GIVEN REQUEST:
Write out the data below exactly as given, without any of its pictures.
::: DATA ROWS
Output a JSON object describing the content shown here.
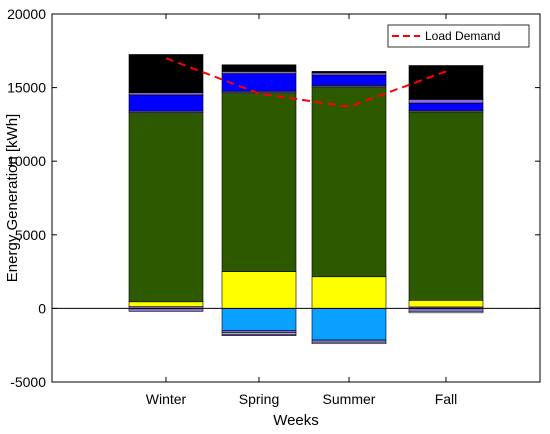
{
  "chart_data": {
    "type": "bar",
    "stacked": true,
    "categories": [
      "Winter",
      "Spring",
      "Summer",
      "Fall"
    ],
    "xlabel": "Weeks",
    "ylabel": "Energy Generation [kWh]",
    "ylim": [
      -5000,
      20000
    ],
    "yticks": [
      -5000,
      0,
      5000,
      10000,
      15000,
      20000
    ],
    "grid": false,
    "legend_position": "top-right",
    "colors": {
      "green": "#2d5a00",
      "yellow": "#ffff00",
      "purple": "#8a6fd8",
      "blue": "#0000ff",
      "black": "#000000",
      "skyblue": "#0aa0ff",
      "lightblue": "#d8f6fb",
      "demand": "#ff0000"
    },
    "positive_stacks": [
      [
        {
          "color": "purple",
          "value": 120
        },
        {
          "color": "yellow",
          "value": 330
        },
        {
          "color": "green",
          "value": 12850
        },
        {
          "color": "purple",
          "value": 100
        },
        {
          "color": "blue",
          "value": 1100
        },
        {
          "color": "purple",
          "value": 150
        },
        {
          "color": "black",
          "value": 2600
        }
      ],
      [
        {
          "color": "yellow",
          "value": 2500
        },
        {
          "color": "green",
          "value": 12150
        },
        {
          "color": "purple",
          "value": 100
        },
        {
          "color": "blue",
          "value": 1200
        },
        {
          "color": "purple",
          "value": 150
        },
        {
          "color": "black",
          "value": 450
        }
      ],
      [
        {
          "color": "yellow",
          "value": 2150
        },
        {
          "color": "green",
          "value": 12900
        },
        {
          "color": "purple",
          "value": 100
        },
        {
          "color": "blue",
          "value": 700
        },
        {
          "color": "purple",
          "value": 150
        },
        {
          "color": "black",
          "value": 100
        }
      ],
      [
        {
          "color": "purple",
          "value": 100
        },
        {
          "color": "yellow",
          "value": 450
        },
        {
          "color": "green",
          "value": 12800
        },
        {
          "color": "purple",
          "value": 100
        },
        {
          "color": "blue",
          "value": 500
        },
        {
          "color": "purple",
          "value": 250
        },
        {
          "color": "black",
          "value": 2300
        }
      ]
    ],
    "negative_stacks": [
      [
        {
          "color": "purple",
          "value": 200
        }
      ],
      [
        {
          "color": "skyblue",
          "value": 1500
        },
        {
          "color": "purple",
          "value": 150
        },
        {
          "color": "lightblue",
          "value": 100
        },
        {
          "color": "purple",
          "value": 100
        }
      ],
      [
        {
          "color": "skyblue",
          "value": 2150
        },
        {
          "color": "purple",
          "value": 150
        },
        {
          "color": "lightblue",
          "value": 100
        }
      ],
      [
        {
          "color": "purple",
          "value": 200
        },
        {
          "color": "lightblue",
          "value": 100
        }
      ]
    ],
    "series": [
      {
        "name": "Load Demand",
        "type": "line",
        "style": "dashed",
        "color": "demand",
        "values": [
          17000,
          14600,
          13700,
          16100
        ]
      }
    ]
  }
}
::::::
EXERCISE OUTPUT:
Output a JSON object describing the content shown here.
{
  "chart_data": {
    "type": "bar",
    "stacked": true,
    "categories": [
      "Winter",
      "Spring",
      "Summer",
      "Fall"
    ],
    "xlabel": "Weeks",
    "ylabel": "Energy Generation [kWh]",
    "ylim": [
      -5000,
      20000
    ],
    "yticks": [
      -5000,
      0,
      5000,
      10000,
      15000,
      20000
    ],
    "grid": false,
    "legend_position": "top-right",
    "colors": {
      "green": "#2d5a00",
      "yellow": "#ffff00",
      "purple": "#8a6fd8",
      "blue": "#0000ff",
      "black": "#000000",
      "skyblue": "#0aa0ff",
      "lightblue": "#d8f6fb",
      "demand": "#ff0000"
    },
    "positive_stacks": [
      [
        {
          "color": "purple",
          "value": 120
        },
        {
          "color": "yellow",
          "value": 330
        },
        {
          "color": "green",
          "value": 12850
        },
        {
          "color": "purple",
          "value": 100
        },
        {
          "color": "blue",
          "value": 1100
        },
        {
          "color": "purple",
          "value": 150
        },
        {
          "color": "black",
          "value": 2600
        }
      ],
      [
        {
          "color": "yellow",
          "value": 2500
        },
        {
          "color": "green",
          "value": 12150
        },
        {
          "color": "purple",
          "value": 100
        },
        {
          "color": "blue",
          "value": 1200
        },
        {
          "color": "purple",
          "value": 150
        },
        {
          "color": "black",
          "value": 450
        }
      ],
      [
        {
          "color": "yellow",
          "value": 2150
        },
        {
          "color": "green",
          "value": 12900
        },
        {
          "color": "purple",
          "value": 100
        },
        {
          "color": "blue",
          "value": 700
        },
        {
          "color": "purple",
          "value": 150
        },
        {
          "color": "black",
          "value": 100
        }
      ],
      [
        {
          "color": "purple",
          "value": 100
        },
        {
          "color": "yellow",
          "value": 450
        },
        {
          "color": "green",
          "value": 12800
        },
        {
          "color": "purple",
          "value": 100
        },
        {
          "color": "blue",
          "value": 500
        },
        {
          "color": "purple",
          "value": 250
        },
        {
          "color": "black",
          "value": 2300
        }
      ]
    ],
    "negative_stacks": [
      [
        {
          "color": "purple",
          "value": 200
        }
      ],
      [
        {
          "color": "skyblue",
          "value": 1500
        },
        {
          "color": "purple",
          "value": 150
        },
        {
          "color": "lightblue",
          "value": 100
        },
        {
          "color": "purple",
          "value": 100
        }
      ],
      [
        {
          "color": "skyblue",
          "value": 2150
        },
        {
          "color": "purple",
          "value": 150
        },
        {
          "color": "lightblue",
          "value": 100
        }
      ],
      [
        {
          "color": "purple",
          "value": 200
        },
        {
          "color": "lightblue",
          "value": 100
        }
      ]
    ],
    "series": [
      {
        "name": "Load Demand",
        "type": "line",
        "style": "dashed",
        "color": "demand",
        "values": [
          17000,
          14600,
          13700,
          16100
        ]
      }
    ]
  }
}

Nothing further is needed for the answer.